● **Given request**:
Where a line below holds the string "true", copy that line.

------ Records supplied

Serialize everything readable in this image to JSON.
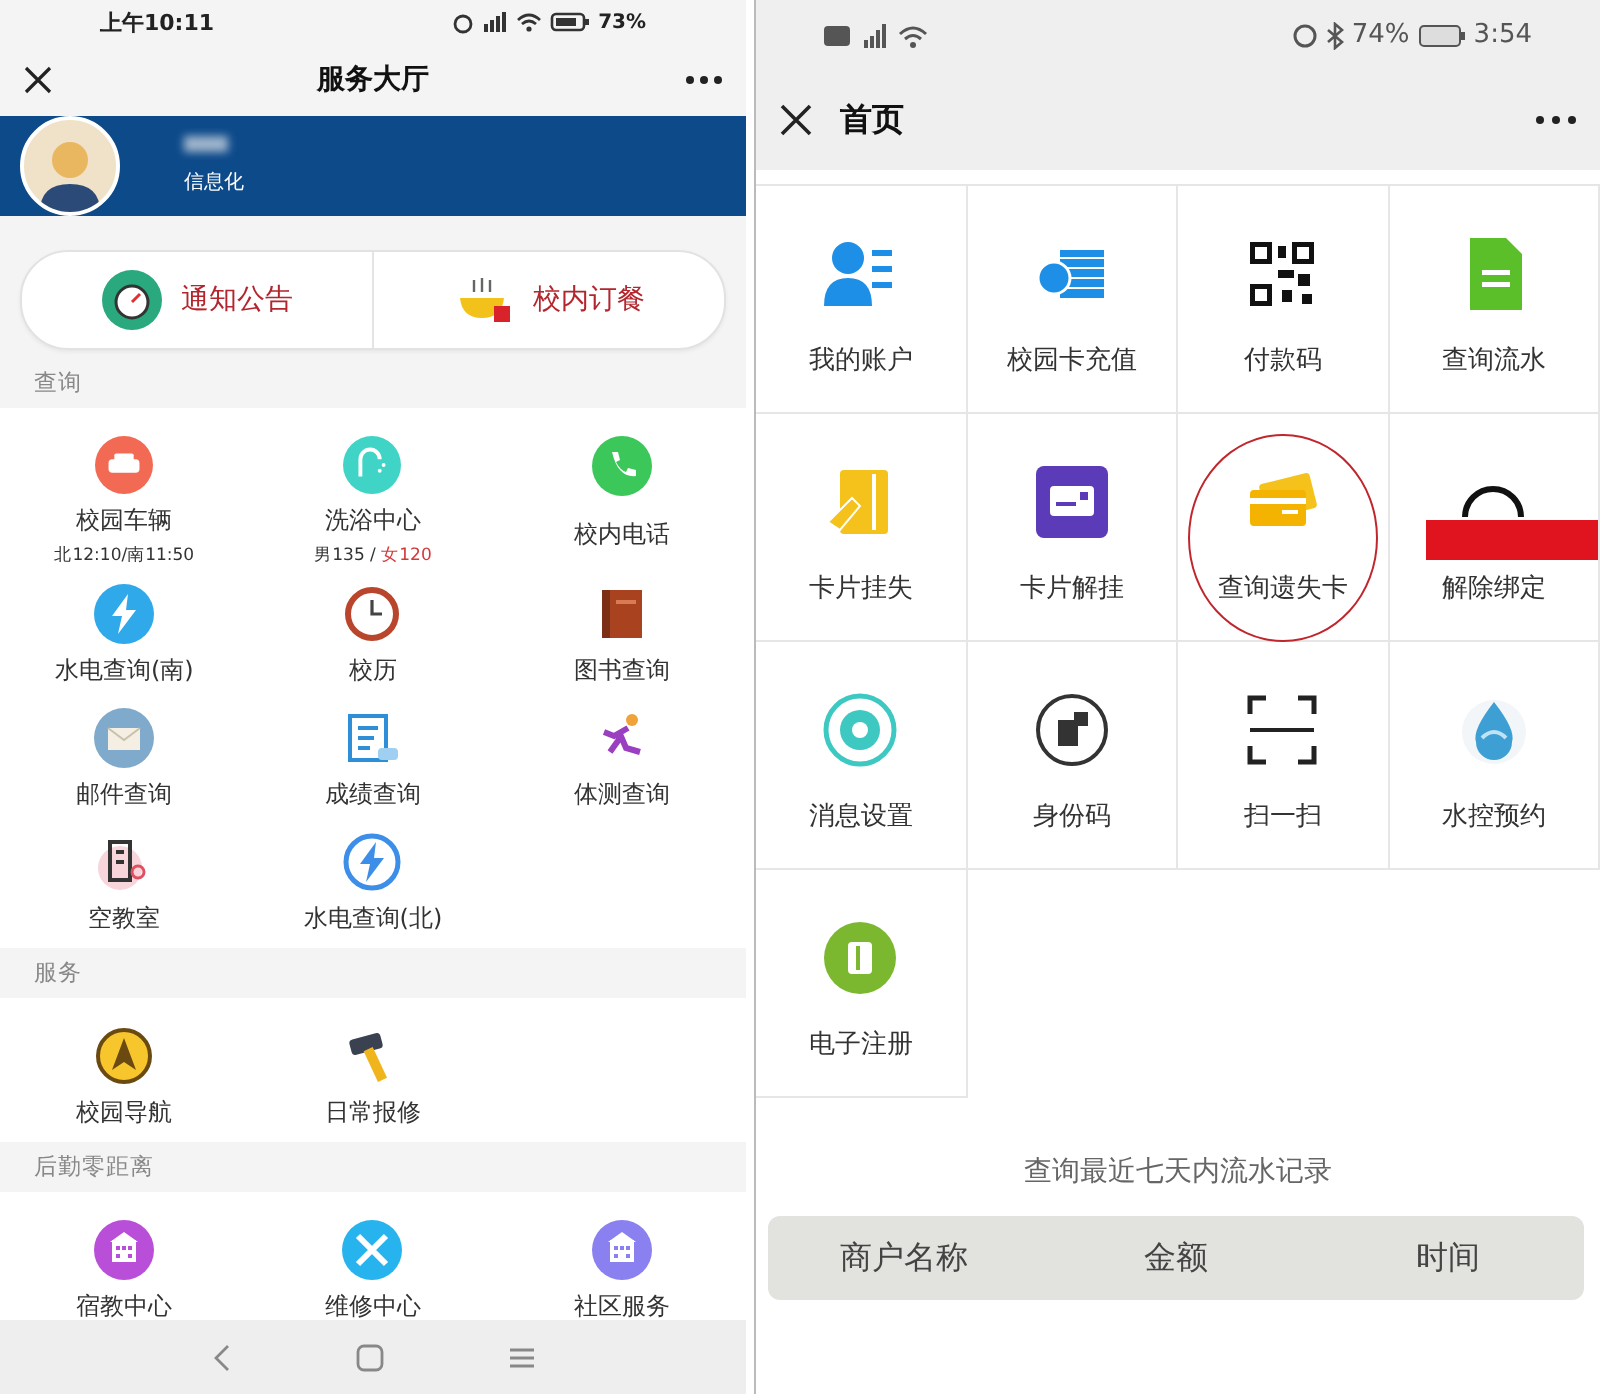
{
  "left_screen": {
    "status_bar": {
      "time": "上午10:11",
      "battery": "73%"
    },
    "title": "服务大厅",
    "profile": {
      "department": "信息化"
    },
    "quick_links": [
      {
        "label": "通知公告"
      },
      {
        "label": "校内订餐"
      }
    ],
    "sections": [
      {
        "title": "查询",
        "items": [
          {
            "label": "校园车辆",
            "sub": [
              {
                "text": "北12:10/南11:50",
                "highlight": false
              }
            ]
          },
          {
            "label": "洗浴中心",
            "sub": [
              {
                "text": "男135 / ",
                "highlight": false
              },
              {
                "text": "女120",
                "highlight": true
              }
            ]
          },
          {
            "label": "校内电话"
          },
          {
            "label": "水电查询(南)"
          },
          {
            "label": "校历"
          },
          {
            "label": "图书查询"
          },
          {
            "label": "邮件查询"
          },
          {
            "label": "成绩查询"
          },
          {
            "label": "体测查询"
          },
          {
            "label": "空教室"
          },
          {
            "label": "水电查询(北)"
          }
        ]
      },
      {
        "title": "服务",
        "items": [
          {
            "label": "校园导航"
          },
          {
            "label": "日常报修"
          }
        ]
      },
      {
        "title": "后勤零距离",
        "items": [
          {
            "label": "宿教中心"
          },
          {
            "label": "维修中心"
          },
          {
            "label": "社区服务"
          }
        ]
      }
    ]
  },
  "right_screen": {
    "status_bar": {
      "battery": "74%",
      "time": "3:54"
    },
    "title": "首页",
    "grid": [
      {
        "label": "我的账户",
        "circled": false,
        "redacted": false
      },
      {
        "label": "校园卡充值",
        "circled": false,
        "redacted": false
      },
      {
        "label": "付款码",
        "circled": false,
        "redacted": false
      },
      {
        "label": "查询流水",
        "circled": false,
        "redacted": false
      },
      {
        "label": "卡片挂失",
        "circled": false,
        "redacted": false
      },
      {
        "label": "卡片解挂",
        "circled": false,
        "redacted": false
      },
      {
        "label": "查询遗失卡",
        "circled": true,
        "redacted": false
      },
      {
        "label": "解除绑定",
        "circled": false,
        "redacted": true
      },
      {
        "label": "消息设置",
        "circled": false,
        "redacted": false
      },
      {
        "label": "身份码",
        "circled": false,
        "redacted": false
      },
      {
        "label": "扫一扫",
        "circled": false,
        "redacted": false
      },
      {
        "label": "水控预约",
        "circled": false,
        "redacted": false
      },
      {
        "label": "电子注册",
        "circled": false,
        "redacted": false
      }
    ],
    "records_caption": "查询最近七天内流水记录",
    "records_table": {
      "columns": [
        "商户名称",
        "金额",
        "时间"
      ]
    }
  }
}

------------

● **Solution to the problem**:
                "highlight": true
        "circled": true,
        "redacted": true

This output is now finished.